Gather, from the data below, each line in which the word "text" occurs.

Listed records -
============================================================
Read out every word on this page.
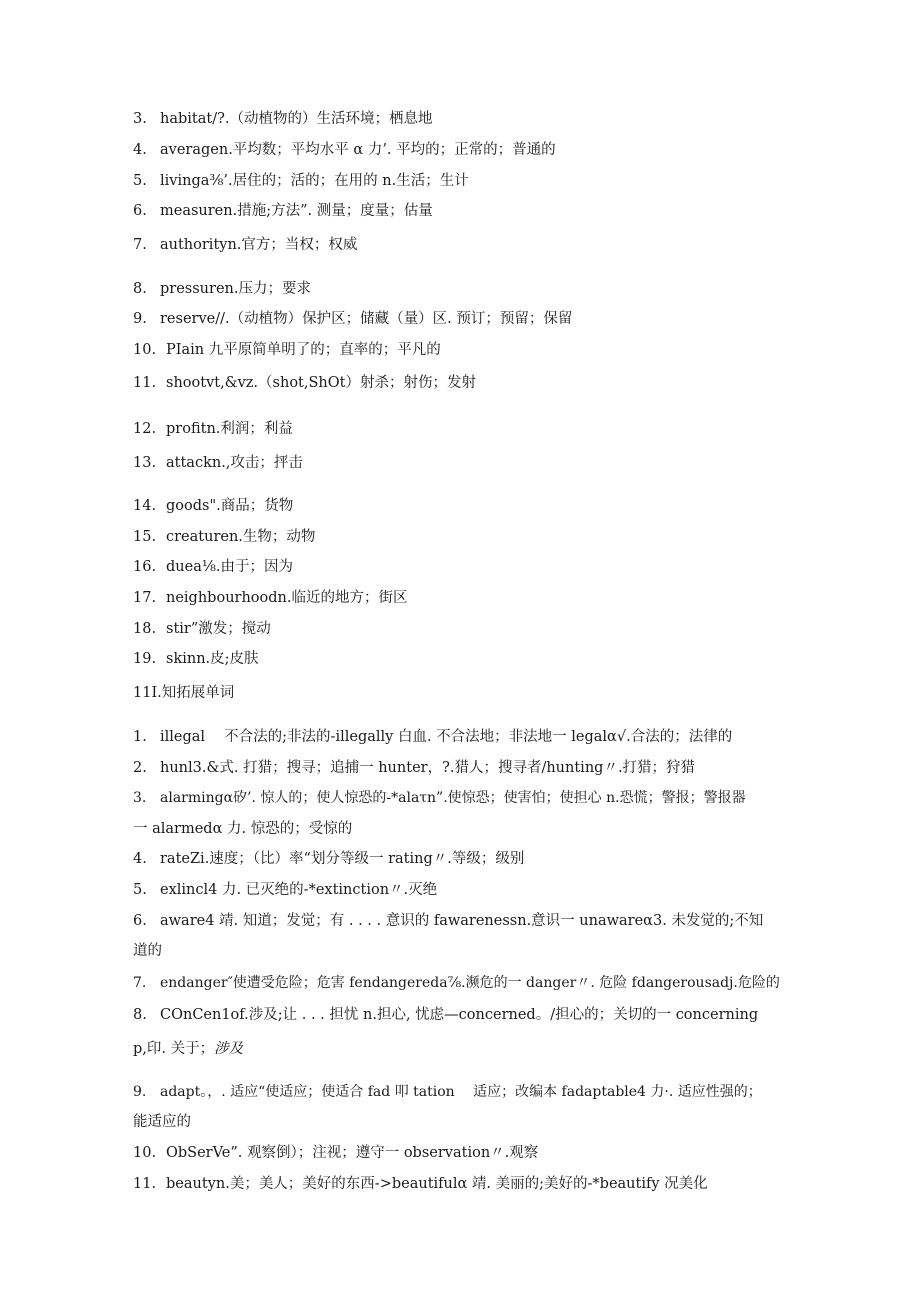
3. habitat/?.（动植物的）生活环境；栖息地
4. averagen.平均数；平均水平 α 力’. 平均的；正常的；普通的
5. livinga⅜’.居住的；活的；在用的 n.生活；生计
6. measuren.措施;方法”. 测量；度量；估量
7. authorityn.官方；当权；权威
8. pressuren.压力；要求
9. reserve//.（动植物）保护区；储藏（量）区. 预订；预留；保留
10. PIain 九平原简单明了的；直率的；平凡的
11. shootvt,&vz.（shot,ShOt）射杀；射伤；发射
12. profitn.利润；利益
13. attackn.,攻击；抨击
14. goods".商品；货物
15. creaturen.生物；动物
16. duea⅛.由于；因为
17. neighbourhoodn.临近的地方；街区
18. stir”激发；搅动
19. skinn.皮;皮肤
11I.知拓展单词
1. illegal　 不合法的;非法的-illegally 白血. 不合法地；非法地一 legalα√.合法的；法律的
2. hunl3.&式. 打猎；搜寻；追捕一 hunter，?.猎人；搜寻者/hunting〃.打猎；狩猎
3. alarmingα矽’. 惊人的；使人惊恐的-*alaτn”.使惊恐；使害怕；使担心 n.恐慌；警报；警报器
一 alarmedα 力. 惊恐的；受惊的
4. rateZi.速度；（比）率“划分等级一 rating〃.等级；级别
5. exlincl4 力. 已灭绝的-*extinction〃.灭绝
6. aware4 靖. 知道；发觉；有 . . . . 意识的 fawarenessn.意识一 unawareα3. 未发觉的;不知
道的
7. endanger″使遭受危险；危害 fendangereda⅞.濒危的一 danger〃. 危险 fdangerousadj.危险的
8. COnCen1of.涉及;让 . . . 担忧 n.担心, 忧虑—concerned。/担心的；关切的一 concerning
p,印. 关于；涉及
9. adapt。，. 适应“使适应；使适合 fad 叩 tation　 适应；改编本 fadaptable4 力·. 适应性强的；
能适应的
10. ObSerVe”. 观察倒）；注视；遵守一 observation〃.观察
11. beautyn.美；美人；美好的东西->beautifulα 靖. 美丽的;美好的-*beautify 况美化
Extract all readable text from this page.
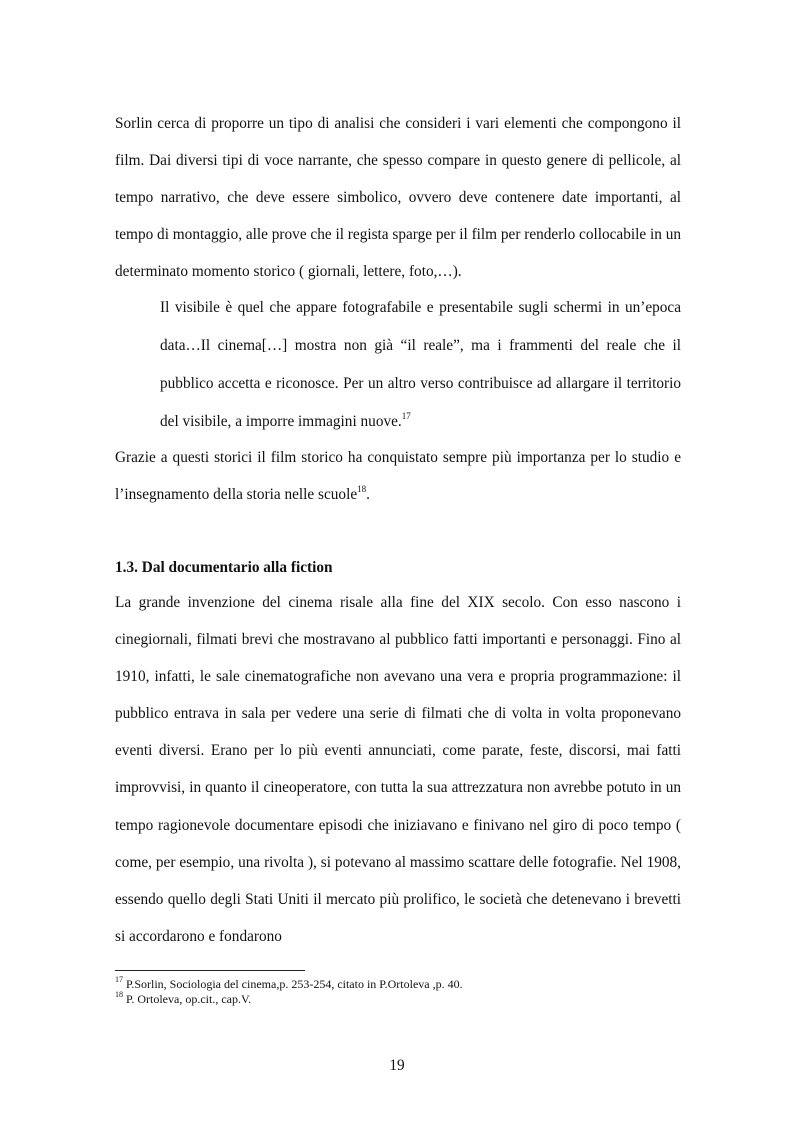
Sorlin cerca di proporre un tipo di analisi che consideri i vari elementi che compongono il film. Dai diversi tipi di voce narrante, che spesso compare in questo genere di pellicole, al tempo narrativo, che deve essere simbolico, ovvero deve contenere date importanti, al tempo di montaggio, alle prove che il regista sparge per il film per renderlo collocabile in un determinato momento storico ( giornali, lettere, foto,…).

Il visibile è quel che appare fotografabile e presentabile sugli schermi in un’epoca data…Il cinema[…] mostra non già “il reale”, ma i frammenti del reale che il pubblico accetta e riconosce. Per un altro verso contribuisce ad allargare il territorio del visibile, a imporre immagini nuove.$^{17}$

Grazie a questi storici il film storico ha conquistato sempre più importanza per lo studio e l’insegnamento della storia nelle scuole$^{18}$.

1.3. Dal documentario alla fiction

La grande invenzione del cinema risale alla fine del XIX secolo. Con esso nascono i cinegiornali, filmati brevi che mostravano al pubblico fatti importanti e personaggi. Fino al 1910, infatti, le sale cinematografiche non avevano una vera e propria programmazione: il pubblico entrava in sala per vedere una serie di filmati che di volta in volta proponevano eventi diversi. Erano per lo più eventi annunciati, come parate, feste, discorsi, mai fatti improvvisi, in quanto il cineoperatore, con tutta la sua attrezzatura non avrebbe potuto in un tempo ragionevole documentare episodi che iniziavano e finivano nel giro di poco tempo ( come, per esempio, una rivolta ), si potevano al massimo scattare delle fotografie. Nel 1908, essendo quello degli Stati Uniti il mercato più prolifico, le società che detenevano i brevetti si accordarono e fondarono

$^{17}$ P.Sorlin, Sociologia del cinema,p. 253-254, citato in P.Ortoleva ,p. 40.
$^{18}$ P. Ortoleva, op.cit., cap.V.
19
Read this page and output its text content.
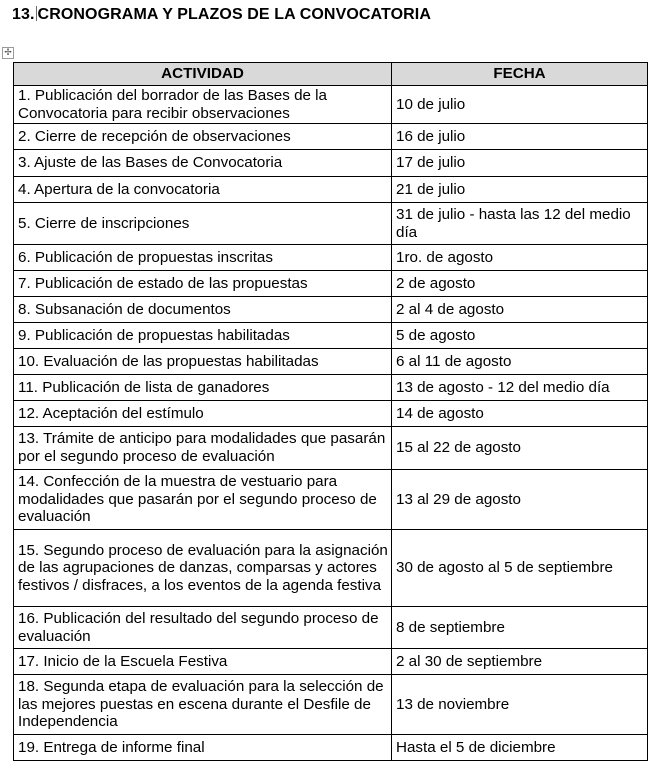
13. CRONOGRAMA Y PLAZOS DE LA CONVOCATORIA
✢
ACTIVIDAD	FECHA
1. Publicación del borrador de las Bases de la Convocatoria para recibir observaciones	10 de julio
2. Cierre de recepción de observaciones	16 de julio
3. Ajuste de las Bases de Convocatoria	17 de julio
4. Apertura de la convocatoria	21 de julio
5. Cierre de inscripciones	31 de julio - hasta las 12 del medio día
6. Publicación de propuestas inscritas	1ro. de agosto
7. Publicación de estado de las propuestas	2 de agosto
8. Subsanación de documentos	2 al 4 de agosto
9. Publicación de propuestas habilitadas	5 de agosto
10. Evaluación de las propuestas habilitadas	6 al 11 de agosto
11. Publicación de lista de ganadores	13 de agosto - 12 del medio día
12. Aceptación del estímulo	14 de agosto
13. Trámite de anticipo para modalidades que pasarán por el segundo proceso de evaluación	15 al 22 de agosto
14. Confección de la muestra de vestuario para modalidades que pasarán por el segundo proceso de evaluación	13 al 29 de agosto
15. Segundo proceso de evaluación para la asignación de las agrupaciones de danzas, comparsas y actores festivos / disfraces, a los eventos de la agenda festiva	30 de agosto al 5 de septiembre
16. Publicación del resultado del segundo proceso de evaluación	8 de septiembre
17. Inicio de la Escuela Festiva	2 al 30 de septiembre
18. Segunda etapa de evaluación para la selección de las mejores puestas en escena durante el Desfile de Independencia	13 de noviembre
19. Entrega de informe final	Hasta el 5 de diciembre
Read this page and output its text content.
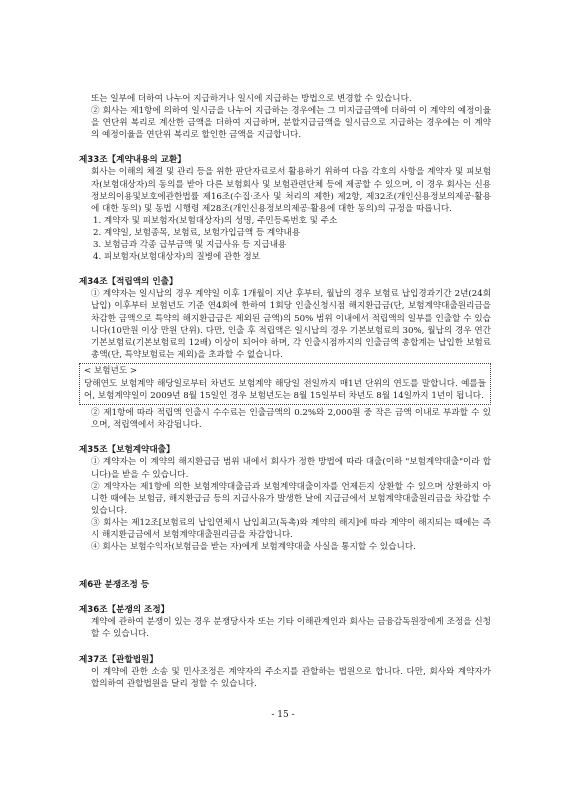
또는 일부에 더하여 나누어 지급하거나 일시에 지급하는 방법으로 변경할 수 있습니다.

② 회사는 제1항에 의하여 일시금을 나누어 지급하는 경우에는 그 미지급금액에 더하여 이 계약의 예정이율을 연단위 복리로 계산한 금액을 더하여 지급하며, 분할지급금액을 일시금으로 지급하는 경우에는 이 계약의 예정이율을 연단위 복리로 할인한 금액을 지급합니다.

제33조【계약내용의 교환】

회사는 이해의 체결 및 관리 등을 위한 판단자료로서 활용하기 위하여 다음 각호의 사항을 계약자 및 피보험자(보험대상자)의 동의를 받아 다른 보험회사 및 보험관련단체 등에 제공할 수 있으며, 이 경우 회사는 신용정보의이용및보호에관한법률 제16조(수집·조사 및 처리의 제한) 제2항, 제32조(개인신용정보의제공·활용에 대한 동의) 및 동법 시행령 제28조(개인신용정보의제공·활용에 대한 동의)의 규정을 따릅니다.

1. 계약자 및 피보험자(보험대상자)의 성명, 주민등록번호 및 주소

2. 계약일, 보험종목, 보험료, 보험가입금액 등 계약내용

3. 보험금과 각종 급부금액 및 지급사유 등 지급내용

4. 피보험자(보험대상자)의 질병에 관한 정보

제34조【적립액의 인출】

① 계약자는 일시납의 경우 계약일 이후 1개월이 지난 후부터, 월납의 경우 보험료 납입경과기간 2년(24회 납입) 이후부터 보험년도 기준 연4회에 한하여 1회당 인출신청시점 해지환급금(단, 보험계약대출원리금을 차감한 금액으로 특약의 해지환급금은 제외된 금액)의 50% 범위 이내에서 적립액의 일부를 인출할 수 있습니다(10만원 이상 만원 단위). 다만, 인출 후 적립액은 일시납의 경우 기본보험료의 30%, 월납의 경우 연간기본보험료(기본보험료의 12배) 이상이 되어야 하며, 각 인출시점까지의 인출금액 총합계는 납입한 보험료 총액(단, 특약보험료는 제외)을 초과할 수 없습니다.

< 보험년도 >

당해연도 보험계약 해당일로부터 차년도 보험계약 해당일 전일까지 매1년 단위의 연도를 말합니다. 예를들어, 보험계약일이 2009년 8월 15일인 경우 보험년도는 8월 15일부터 차년도 8월 14일까지 1년이 됩니다.

② 제1항에 따라 적립액 인출시 수수료는 인출금액의 0.2%와 2,000원 중 작은 금액 이내로 부과할 수 있으며, 적립액에서 차감됩니다.

제35조【보험계약대출】

① 계약자는 이 계약의 해지환급금 범위 내에서 회사가 정한 방법에 따라 대출(이하 "보험계약대출"이라 합니다)을 받을 수 있습니다.

② 계약자는 제1항에 의한 보험계약대출금과 보험계약대출이자를 언제든지 상환할 수 있으며 상환하지 아니한 때에는 보험금, 해지환급금 등의 지급사유가 발생한 날에 지급금에서 보험계약대출원리금을 차감할 수 있습니다.

③ 회사는 제12조[보험료의 납입연체시 납입최고(독촉)와 계약의 해지]에 따라 계약이 해지되는 때에는 즉시 해지환급금에서 보험계약대출원리금을 차감합니다.

④ 회사는 보험수익자(보험금을 받는 자)에게 보험계약대출 사실을 통지할 수 있습니다.

제6관 분쟁조정 등

제36조【분쟁의 조정】

계약에 관하여 분쟁이 있는 경우 분쟁당사자 또는 기타 이해관계인과 회사는 금융감독원장에게 조정을 신청할 수 있습니다.

제37조【관할법원】

이 계약에 관한 소송 및 민사조정은 계약자의 주소지를 관할하는 법원으로 합니다. 다만, 회사와 계약자가 합의하여 관할법원을 달리 정할 수 있습니다.

- 15 -
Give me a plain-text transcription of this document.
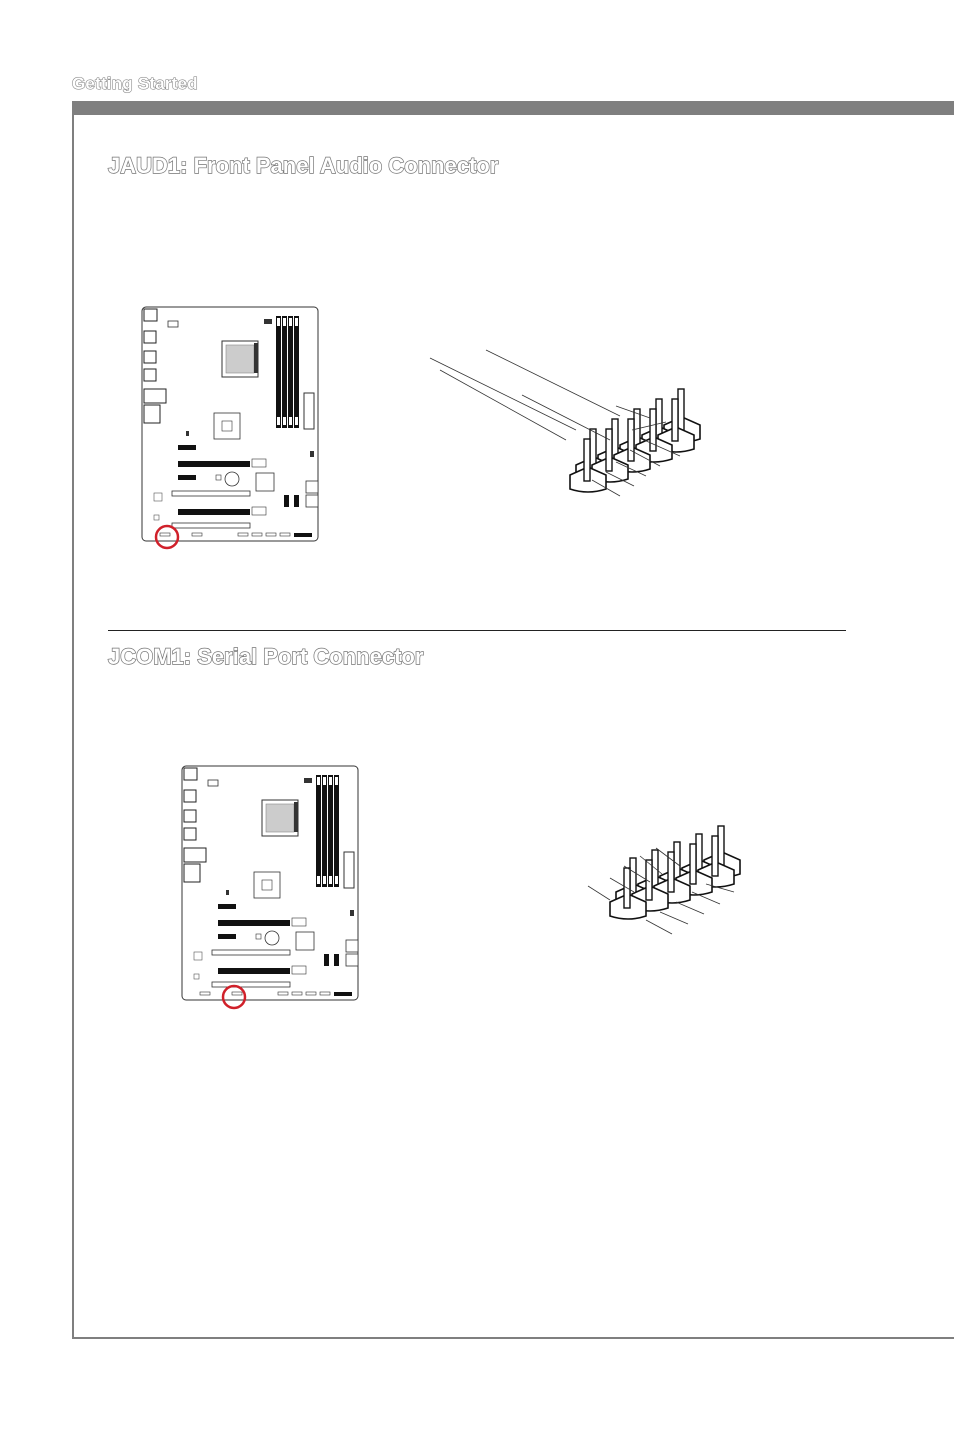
Getting Started
JAUD1: Front Panel Audio Connector
JCOM1: Serial Port Connector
============================================================
Correct output -
Extract all readable text from this page.
Read this page and output its text content.
Read this page and output its text content.
Give me a plain-text transcription of this document.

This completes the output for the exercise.